## The task:
Pick out every line in the rows below that contains the string "ilvo", and copy those lines. Matching is case-sensitive.

## Available records:
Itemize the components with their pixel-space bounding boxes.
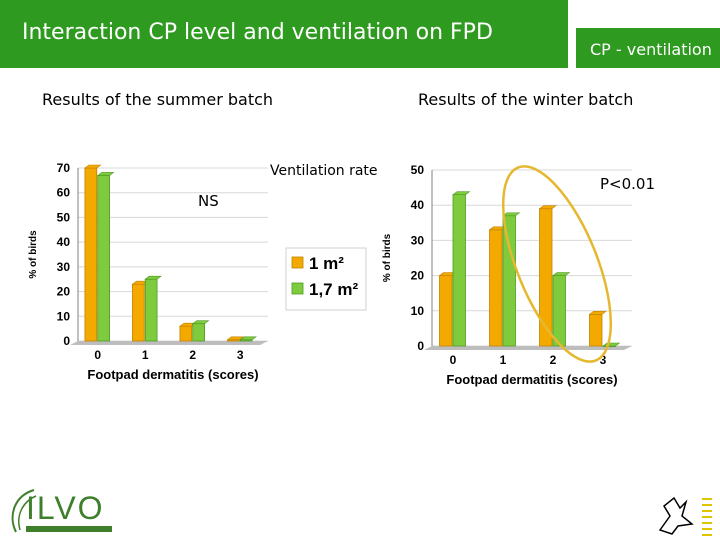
winter-batch-heading: Results of the winter batch [418, 90, 634, 109]
bar-top [144, 275, 162, 280]
x-tick-label: 2 [189, 348, 196, 362]
ventilation-rate-label: Ventilation rate [270, 163, 378, 179]
y-tick-label: 0 [63, 334, 70, 348]
chart-floor [70, 341, 268, 345]
bar-top [191, 320, 210, 325]
x-tick-label: 0 [450, 353, 457, 367]
legend-swatch [291, 256, 304, 269]
legend-label: 1,7 m² [309, 280, 358, 299]
y-tick-label: 30 [57, 260, 71, 274]
ilvo-logo-text: ILVO [26, 490, 105, 526]
bar-top [552, 272, 571, 276]
y-tick-label: 20 [411, 269, 425, 283]
x-tick-label: 3 [237, 348, 244, 362]
bar-top [84, 164, 102, 169]
y-axis-label: % of birds [28, 230, 39, 279]
x-axis-label: Footpad dermatitis (scores) [446, 372, 617, 387]
summer-batch-heading: Results of the summer batch [42, 90, 274, 109]
p-value-annotation: P<0.01 [600, 175, 656, 193]
y-tick-label: 70 [57, 161, 71, 175]
bar-top [96, 172, 115, 176]
title-bar [0, 0, 568, 68]
x-tick-label: 1 [500, 353, 507, 367]
y-tick-label: 50 [411, 163, 425, 177]
x-tick-label: 3 [600, 353, 607, 367]
y-tick-label: 40 [57, 235, 71, 249]
bar-top [502, 212, 521, 217]
ns-annotation: NS [198, 192, 219, 210]
bar-top [538, 205, 557, 210]
bar-top [588, 311, 607, 315]
topic-tag-box [576, 28, 720, 68]
bar-top [452, 191, 471, 195]
y-tick-label: 30 [411, 233, 425, 247]
y-tick-label: 60 [57, 186, 71, 200]
winter-bar-chart: 0 10 20 30 40 50 0 1 2 3 Footpad dermatitis (score… [382, 163, 632, 387]
topic-tag: CP - ventilation [590, 40, 712, 59]
y-axis-label: % of birds [382, 233, 393, 282]
x-tick-label: 2 [550, 353, 557, 367]
x-axis-label: Footpad dermatitis (scores) [87, 367, 258, 382]
y-tick-label: 50 [57, 210, 71, 224]
slide-title: Interaction CP level and ventilation on … [22, 20, 493, 45]
summer-bar-chart: 0 10 20 30 40 50 60 70 0 1 2 3 Footpad dermatitis (s… [28, 161, 268, 382]
y-tick-label: 20 [57, 285, 71, 299]
legend-label: 1 m² [309, 254, 344, 273]
bar-top [226, 336, 245, 341]
x-tick-label: 0 [94, 348, 101, 362]
x-tick-label: 1 [142, 348, 149, 362]
ilvo-logo-strip [26, 526, 112, 532]
legend-swatch [291, 282, 304, 295]
ilvo-leaf-icon [11, 489, 37, 533]
chart-legend: 1 m² 1,7 m² [285, 247, 367, 311]
chart-floor [424, 346, 632, 350]
y-tick-label: 0 [417, 339, 424, 353]
ilvo-logo [8, 486, 38, 538]
y-tick-label: 10 [411, 304, 425, 318]
y-tick-label: 10 [57, 309, 71, 323]
y-tick-label: 40 [411, 198, 425, 212]
bar-top [239, 336, 257, 341]
significance-ellipse [501, 165, 613, 363]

## Answer in full:
ilvo-logo-text: ILVO [26, 490, 105, 526]
ilvo-logo-strip [26, 526, 112, 532]
ilvo-leaf-icon [11, 489, 37, 533]
ilvo-logo [8, 486, 38, 538]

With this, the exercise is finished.